Challenge: Search the material for the word "this" and copy each line that holds it.

Records supplied:
**********

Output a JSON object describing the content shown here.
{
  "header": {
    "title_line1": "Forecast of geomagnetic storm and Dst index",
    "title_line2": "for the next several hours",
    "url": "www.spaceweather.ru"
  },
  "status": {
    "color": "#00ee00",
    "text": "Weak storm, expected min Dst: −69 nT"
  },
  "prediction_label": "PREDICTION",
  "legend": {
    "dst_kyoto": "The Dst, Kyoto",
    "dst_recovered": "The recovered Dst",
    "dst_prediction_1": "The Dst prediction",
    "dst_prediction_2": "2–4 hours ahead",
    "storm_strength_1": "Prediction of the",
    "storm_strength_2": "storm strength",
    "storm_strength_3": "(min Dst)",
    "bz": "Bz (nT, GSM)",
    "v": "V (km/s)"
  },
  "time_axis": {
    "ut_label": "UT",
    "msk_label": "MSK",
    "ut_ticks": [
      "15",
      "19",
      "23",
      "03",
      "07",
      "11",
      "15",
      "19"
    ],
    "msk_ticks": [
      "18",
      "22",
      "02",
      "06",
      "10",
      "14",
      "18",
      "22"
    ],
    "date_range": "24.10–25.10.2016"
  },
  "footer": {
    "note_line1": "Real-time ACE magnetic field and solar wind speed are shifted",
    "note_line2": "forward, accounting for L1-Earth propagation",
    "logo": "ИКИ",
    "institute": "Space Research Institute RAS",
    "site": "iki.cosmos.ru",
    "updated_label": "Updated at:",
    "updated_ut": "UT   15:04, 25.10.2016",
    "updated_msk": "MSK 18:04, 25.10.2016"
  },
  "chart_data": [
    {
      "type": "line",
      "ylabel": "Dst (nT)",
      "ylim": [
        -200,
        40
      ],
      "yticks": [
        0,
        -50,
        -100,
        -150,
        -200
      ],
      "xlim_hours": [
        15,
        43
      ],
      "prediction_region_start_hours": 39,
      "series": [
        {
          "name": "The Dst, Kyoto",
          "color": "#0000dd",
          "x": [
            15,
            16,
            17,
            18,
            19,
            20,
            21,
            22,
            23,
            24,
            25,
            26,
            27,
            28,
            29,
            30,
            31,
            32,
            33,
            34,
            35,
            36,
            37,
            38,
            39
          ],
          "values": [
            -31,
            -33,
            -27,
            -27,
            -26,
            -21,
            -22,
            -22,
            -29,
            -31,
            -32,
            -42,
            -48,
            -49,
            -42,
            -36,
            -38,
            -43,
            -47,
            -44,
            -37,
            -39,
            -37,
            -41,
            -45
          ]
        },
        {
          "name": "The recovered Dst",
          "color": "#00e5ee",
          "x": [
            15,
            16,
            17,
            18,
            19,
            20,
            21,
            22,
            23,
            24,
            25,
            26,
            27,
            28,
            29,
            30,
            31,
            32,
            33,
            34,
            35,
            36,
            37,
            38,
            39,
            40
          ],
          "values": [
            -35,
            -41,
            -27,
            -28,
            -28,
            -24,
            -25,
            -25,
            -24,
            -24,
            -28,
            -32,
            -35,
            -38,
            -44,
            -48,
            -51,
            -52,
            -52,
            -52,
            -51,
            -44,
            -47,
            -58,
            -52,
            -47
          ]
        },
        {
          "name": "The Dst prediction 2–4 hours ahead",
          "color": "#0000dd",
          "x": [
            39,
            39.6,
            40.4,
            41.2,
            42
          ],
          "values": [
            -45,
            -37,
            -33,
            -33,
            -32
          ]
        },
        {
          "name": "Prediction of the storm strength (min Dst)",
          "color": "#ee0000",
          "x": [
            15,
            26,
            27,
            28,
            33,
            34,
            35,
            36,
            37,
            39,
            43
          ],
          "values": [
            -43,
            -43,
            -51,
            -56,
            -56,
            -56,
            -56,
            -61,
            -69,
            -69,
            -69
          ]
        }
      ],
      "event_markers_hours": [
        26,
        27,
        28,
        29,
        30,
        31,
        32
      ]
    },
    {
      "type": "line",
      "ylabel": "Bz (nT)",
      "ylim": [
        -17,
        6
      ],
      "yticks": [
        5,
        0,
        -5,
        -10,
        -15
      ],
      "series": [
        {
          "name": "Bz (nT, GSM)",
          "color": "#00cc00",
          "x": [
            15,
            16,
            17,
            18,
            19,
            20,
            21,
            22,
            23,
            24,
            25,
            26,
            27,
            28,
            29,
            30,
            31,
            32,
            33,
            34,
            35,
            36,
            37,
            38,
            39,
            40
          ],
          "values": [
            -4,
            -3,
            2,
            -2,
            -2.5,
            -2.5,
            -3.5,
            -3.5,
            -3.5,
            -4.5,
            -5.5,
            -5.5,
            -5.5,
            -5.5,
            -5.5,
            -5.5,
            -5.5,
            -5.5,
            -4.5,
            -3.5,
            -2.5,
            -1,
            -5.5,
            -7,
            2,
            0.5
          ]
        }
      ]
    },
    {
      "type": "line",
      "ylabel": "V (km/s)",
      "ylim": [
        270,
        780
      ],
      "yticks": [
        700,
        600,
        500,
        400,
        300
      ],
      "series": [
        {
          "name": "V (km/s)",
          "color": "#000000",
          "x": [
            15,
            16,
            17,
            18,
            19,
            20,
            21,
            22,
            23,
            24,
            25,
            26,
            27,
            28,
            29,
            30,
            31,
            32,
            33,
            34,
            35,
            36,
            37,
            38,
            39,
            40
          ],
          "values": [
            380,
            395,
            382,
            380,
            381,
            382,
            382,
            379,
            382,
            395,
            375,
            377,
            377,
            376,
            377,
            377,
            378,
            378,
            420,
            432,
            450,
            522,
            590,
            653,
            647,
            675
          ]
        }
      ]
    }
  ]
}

**********

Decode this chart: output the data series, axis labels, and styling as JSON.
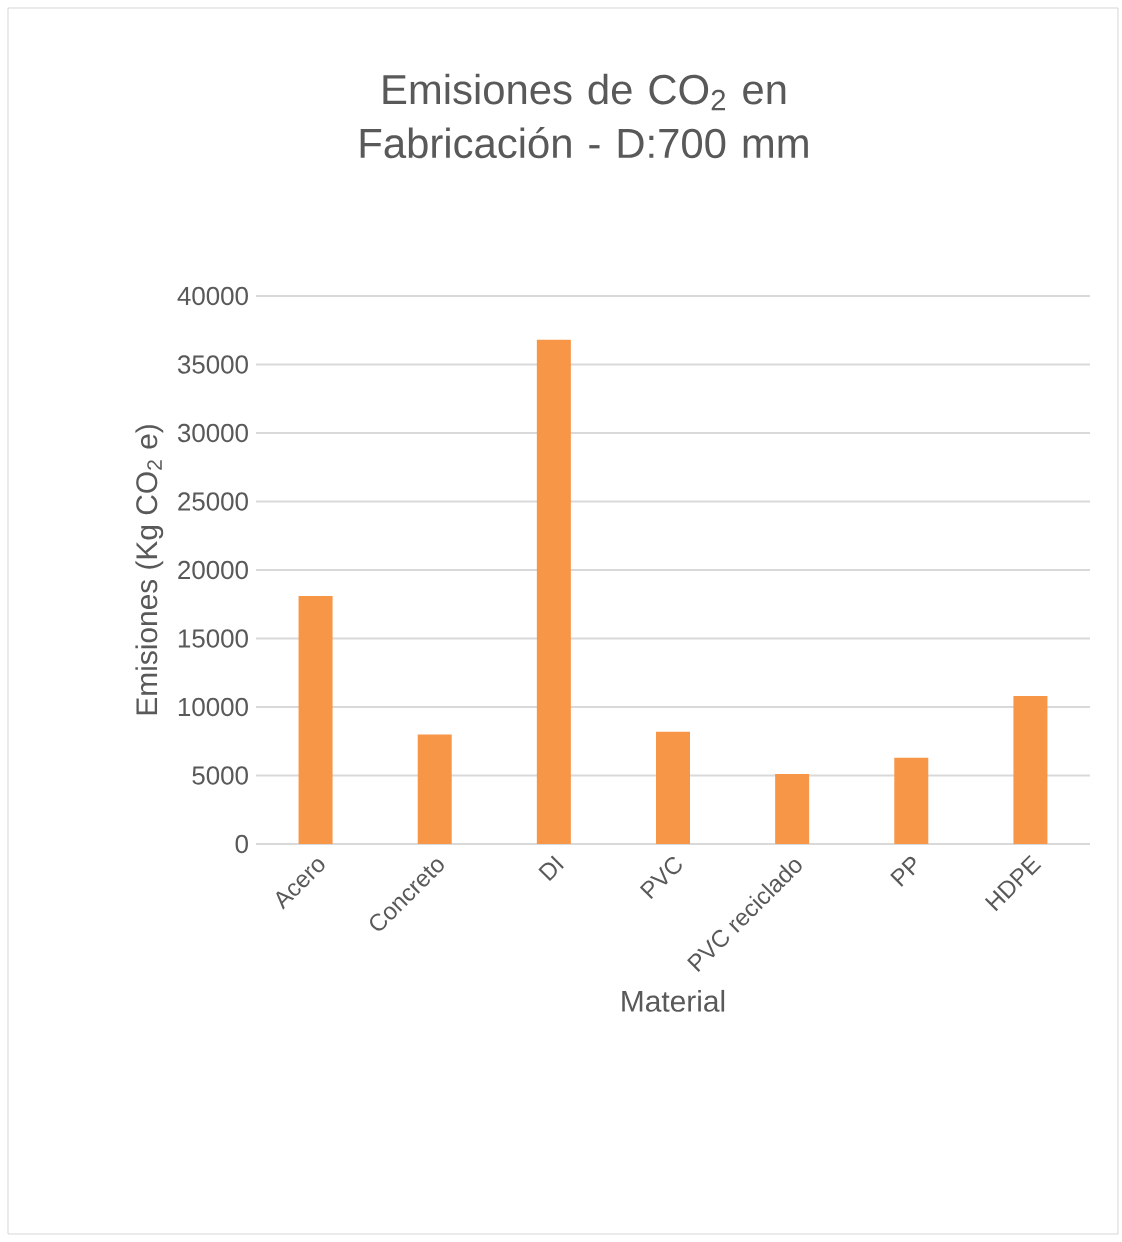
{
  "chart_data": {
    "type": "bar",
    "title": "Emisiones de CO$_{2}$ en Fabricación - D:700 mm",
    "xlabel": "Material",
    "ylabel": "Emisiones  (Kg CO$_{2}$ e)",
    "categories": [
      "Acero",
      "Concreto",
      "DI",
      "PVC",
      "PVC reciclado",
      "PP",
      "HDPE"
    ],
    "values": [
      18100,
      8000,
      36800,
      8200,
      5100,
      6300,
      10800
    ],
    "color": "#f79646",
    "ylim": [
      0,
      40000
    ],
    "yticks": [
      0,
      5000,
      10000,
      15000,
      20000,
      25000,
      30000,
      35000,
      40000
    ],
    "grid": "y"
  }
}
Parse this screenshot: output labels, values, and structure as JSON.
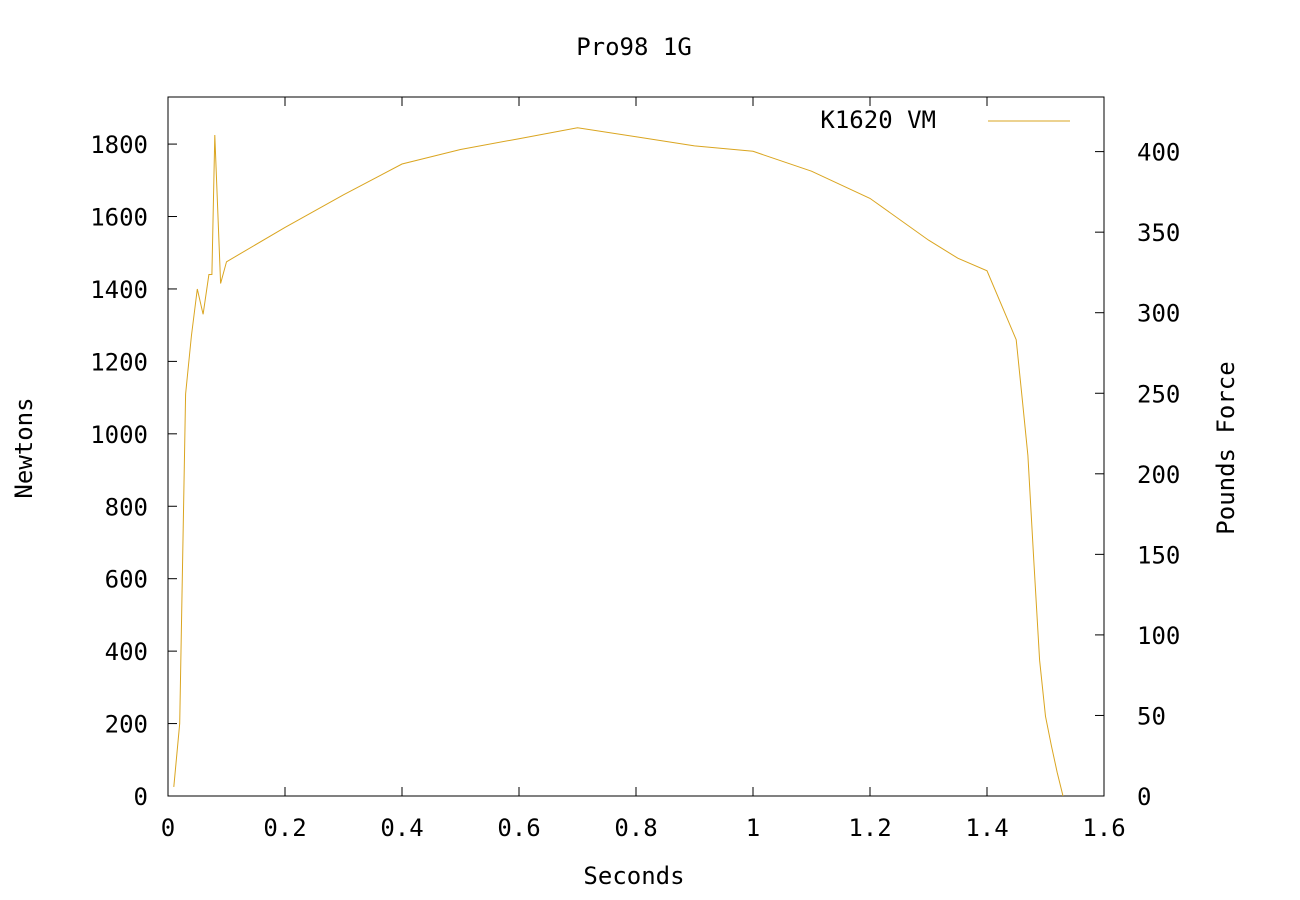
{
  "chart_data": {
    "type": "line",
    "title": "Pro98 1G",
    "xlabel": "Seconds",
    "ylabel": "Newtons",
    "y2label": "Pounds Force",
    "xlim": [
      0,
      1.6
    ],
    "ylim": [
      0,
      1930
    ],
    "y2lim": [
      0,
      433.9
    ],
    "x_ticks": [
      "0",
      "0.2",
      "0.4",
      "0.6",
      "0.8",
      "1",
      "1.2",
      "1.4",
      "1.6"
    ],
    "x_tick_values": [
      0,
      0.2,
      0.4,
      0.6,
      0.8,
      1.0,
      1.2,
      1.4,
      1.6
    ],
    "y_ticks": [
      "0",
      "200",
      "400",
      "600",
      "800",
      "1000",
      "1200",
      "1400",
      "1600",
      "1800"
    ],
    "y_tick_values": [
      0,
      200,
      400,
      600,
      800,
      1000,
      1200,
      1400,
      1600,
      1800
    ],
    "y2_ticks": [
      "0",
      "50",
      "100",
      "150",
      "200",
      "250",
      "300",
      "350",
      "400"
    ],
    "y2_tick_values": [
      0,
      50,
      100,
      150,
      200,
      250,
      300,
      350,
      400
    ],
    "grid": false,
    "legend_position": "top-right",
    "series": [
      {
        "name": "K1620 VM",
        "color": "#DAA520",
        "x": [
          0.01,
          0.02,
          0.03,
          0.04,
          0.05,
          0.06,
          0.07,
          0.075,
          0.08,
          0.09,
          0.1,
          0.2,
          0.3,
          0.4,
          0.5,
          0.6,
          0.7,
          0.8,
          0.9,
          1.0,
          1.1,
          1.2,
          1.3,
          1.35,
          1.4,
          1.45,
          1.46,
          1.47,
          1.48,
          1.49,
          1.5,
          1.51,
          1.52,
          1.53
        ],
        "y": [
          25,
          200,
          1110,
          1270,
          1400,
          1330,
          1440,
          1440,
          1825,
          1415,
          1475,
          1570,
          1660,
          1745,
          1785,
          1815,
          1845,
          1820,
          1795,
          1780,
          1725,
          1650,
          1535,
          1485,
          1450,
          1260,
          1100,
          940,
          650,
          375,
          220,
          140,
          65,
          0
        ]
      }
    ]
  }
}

**********

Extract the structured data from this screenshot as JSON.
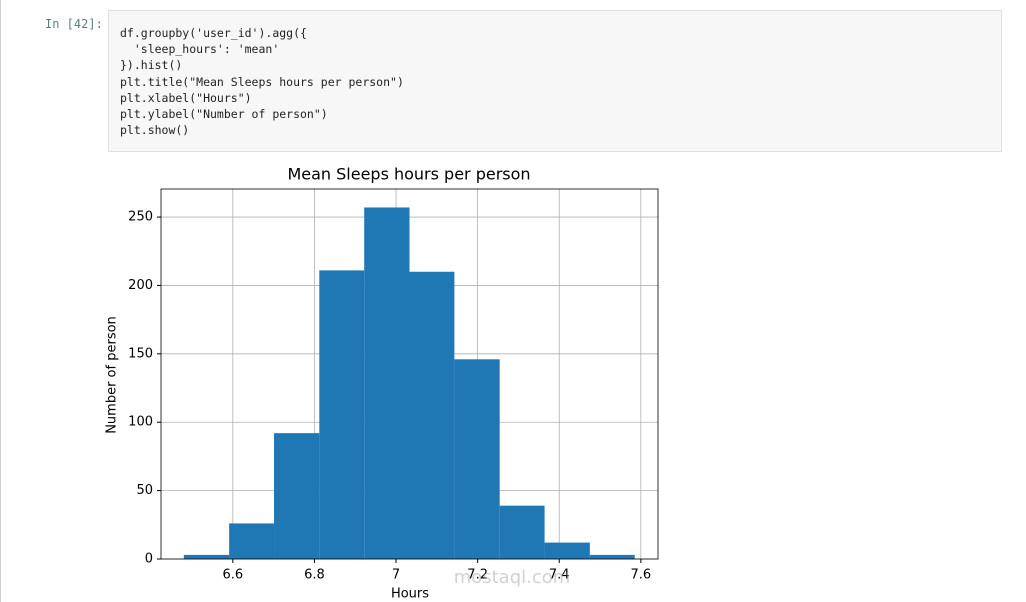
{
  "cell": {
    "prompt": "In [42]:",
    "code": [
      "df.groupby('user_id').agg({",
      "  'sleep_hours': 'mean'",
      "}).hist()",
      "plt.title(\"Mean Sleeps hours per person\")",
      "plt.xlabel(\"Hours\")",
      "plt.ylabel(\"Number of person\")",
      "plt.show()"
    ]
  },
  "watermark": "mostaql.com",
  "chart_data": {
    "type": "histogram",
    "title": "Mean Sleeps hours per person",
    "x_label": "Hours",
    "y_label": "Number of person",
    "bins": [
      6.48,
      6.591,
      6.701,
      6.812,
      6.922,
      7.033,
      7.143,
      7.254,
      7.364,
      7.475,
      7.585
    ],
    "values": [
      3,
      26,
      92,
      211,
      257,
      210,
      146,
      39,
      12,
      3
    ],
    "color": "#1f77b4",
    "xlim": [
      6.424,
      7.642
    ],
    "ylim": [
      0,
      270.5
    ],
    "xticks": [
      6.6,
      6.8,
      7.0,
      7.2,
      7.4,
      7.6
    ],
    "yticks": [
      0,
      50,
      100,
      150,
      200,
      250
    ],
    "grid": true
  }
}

**********

Task output:
Decode this chart: output the data series, axis labels, and styling as JSON.
Parse this screenshot: output labels, values, and structure as JSON.
Extract the structured data from this screenshot as JSON.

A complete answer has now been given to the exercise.